* Given request:
Your answer should be one number: how many lines of the records hold the string "Donec".

▬▬▬▬▬▬

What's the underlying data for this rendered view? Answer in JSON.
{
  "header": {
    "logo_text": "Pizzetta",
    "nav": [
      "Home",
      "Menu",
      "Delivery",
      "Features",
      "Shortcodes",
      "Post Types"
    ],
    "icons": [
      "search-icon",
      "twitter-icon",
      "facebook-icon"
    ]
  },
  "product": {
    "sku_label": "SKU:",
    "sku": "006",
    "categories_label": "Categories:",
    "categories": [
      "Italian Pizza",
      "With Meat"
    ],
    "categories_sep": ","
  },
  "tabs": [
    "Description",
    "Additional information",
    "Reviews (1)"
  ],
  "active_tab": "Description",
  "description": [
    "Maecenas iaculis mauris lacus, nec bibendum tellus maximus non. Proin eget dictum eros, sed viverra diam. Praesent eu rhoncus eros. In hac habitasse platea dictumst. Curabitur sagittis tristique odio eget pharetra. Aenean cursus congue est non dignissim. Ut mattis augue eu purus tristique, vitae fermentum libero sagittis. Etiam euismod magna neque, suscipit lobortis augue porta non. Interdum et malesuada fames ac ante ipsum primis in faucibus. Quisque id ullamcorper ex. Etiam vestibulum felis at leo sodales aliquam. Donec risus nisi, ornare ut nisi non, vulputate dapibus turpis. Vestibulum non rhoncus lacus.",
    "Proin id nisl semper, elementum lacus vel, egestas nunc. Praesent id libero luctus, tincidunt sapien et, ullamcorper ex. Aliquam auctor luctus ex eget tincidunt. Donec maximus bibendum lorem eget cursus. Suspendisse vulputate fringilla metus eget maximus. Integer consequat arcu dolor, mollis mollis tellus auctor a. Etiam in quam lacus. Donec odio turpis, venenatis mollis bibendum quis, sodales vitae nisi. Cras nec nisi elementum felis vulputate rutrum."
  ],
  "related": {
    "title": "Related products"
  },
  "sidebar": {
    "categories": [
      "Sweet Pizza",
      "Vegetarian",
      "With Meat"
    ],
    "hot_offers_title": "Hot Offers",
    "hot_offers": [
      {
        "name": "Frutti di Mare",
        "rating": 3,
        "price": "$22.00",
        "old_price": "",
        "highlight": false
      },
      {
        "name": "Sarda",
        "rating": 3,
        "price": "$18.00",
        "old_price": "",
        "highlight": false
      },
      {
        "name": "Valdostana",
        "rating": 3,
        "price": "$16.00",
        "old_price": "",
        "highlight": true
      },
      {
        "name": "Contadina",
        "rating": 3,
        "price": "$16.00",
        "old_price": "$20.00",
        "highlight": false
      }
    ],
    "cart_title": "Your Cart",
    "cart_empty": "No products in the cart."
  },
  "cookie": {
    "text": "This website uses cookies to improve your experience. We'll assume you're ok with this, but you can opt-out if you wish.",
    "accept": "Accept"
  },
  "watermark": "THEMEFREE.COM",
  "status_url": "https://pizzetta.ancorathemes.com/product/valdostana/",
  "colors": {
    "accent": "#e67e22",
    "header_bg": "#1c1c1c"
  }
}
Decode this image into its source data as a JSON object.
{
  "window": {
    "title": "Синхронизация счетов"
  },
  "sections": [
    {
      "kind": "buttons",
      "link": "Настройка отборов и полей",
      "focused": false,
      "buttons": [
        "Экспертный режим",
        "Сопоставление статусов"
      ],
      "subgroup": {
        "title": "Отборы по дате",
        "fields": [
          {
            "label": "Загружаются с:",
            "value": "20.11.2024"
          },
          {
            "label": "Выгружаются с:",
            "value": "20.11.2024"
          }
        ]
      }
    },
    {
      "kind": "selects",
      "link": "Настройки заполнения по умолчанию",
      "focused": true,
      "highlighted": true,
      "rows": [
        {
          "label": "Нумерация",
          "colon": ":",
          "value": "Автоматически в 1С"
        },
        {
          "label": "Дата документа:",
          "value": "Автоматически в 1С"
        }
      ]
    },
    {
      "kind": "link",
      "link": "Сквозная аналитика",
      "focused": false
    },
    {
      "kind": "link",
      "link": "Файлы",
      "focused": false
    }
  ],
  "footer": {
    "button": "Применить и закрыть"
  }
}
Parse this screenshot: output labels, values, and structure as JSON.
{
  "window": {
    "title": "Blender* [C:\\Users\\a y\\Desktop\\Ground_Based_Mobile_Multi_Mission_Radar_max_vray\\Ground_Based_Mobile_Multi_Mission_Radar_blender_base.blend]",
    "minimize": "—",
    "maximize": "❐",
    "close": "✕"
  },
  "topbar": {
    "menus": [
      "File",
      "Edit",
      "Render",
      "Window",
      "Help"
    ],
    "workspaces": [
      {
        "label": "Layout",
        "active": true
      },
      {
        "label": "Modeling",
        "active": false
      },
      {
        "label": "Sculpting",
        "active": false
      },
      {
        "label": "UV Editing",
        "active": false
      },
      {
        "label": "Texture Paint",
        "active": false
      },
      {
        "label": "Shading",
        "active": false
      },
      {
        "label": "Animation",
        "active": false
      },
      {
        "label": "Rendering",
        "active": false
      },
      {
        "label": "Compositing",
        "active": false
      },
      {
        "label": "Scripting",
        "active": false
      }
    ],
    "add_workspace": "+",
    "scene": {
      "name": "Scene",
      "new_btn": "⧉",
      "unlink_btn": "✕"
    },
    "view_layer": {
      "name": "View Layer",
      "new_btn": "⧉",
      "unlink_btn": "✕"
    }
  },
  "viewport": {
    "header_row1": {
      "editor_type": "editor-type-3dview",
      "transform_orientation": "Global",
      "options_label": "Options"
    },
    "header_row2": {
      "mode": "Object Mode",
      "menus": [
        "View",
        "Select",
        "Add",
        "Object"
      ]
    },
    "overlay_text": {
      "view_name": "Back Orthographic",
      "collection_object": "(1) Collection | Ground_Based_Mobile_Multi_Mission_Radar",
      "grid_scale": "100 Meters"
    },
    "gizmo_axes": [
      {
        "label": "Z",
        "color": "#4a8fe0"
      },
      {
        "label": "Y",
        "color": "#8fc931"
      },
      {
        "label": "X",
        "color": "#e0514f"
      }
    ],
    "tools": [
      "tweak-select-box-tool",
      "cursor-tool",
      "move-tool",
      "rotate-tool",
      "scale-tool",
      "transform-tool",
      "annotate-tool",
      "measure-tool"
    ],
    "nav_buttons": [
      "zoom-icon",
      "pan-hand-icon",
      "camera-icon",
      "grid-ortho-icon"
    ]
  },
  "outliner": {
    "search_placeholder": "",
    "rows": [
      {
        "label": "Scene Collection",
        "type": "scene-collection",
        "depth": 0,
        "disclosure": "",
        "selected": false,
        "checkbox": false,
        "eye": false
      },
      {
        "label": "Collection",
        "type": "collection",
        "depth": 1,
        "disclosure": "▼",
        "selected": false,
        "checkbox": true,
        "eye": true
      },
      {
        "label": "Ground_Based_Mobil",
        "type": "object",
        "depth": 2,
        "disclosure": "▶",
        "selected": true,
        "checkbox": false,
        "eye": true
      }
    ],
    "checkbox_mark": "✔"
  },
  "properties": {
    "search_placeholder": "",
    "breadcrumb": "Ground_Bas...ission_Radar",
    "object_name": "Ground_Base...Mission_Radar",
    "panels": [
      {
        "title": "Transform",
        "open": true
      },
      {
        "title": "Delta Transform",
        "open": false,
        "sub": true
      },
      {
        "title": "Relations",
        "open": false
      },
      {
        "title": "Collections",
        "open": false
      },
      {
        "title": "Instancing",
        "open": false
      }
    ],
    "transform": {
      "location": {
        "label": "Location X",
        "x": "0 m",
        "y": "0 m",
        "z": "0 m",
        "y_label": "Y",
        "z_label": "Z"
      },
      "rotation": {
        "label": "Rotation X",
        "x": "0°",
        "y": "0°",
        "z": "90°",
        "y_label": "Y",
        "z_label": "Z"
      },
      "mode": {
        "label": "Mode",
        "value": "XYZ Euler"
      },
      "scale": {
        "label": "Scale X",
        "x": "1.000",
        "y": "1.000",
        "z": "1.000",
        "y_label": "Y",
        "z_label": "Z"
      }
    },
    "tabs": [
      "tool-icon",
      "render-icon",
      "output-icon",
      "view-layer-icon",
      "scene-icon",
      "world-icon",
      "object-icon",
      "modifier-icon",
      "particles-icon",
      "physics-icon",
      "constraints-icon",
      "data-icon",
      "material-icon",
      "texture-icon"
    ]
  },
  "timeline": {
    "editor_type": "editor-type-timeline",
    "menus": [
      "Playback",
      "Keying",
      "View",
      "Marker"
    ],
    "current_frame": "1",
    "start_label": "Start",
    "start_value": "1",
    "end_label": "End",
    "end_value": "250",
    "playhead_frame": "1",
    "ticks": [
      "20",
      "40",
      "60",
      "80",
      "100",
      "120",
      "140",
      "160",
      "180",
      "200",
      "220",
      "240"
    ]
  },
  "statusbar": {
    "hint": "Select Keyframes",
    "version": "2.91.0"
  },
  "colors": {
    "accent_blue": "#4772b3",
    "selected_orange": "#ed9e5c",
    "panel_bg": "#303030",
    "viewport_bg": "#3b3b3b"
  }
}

▬▬▬▬▬▬

* The completed task:
2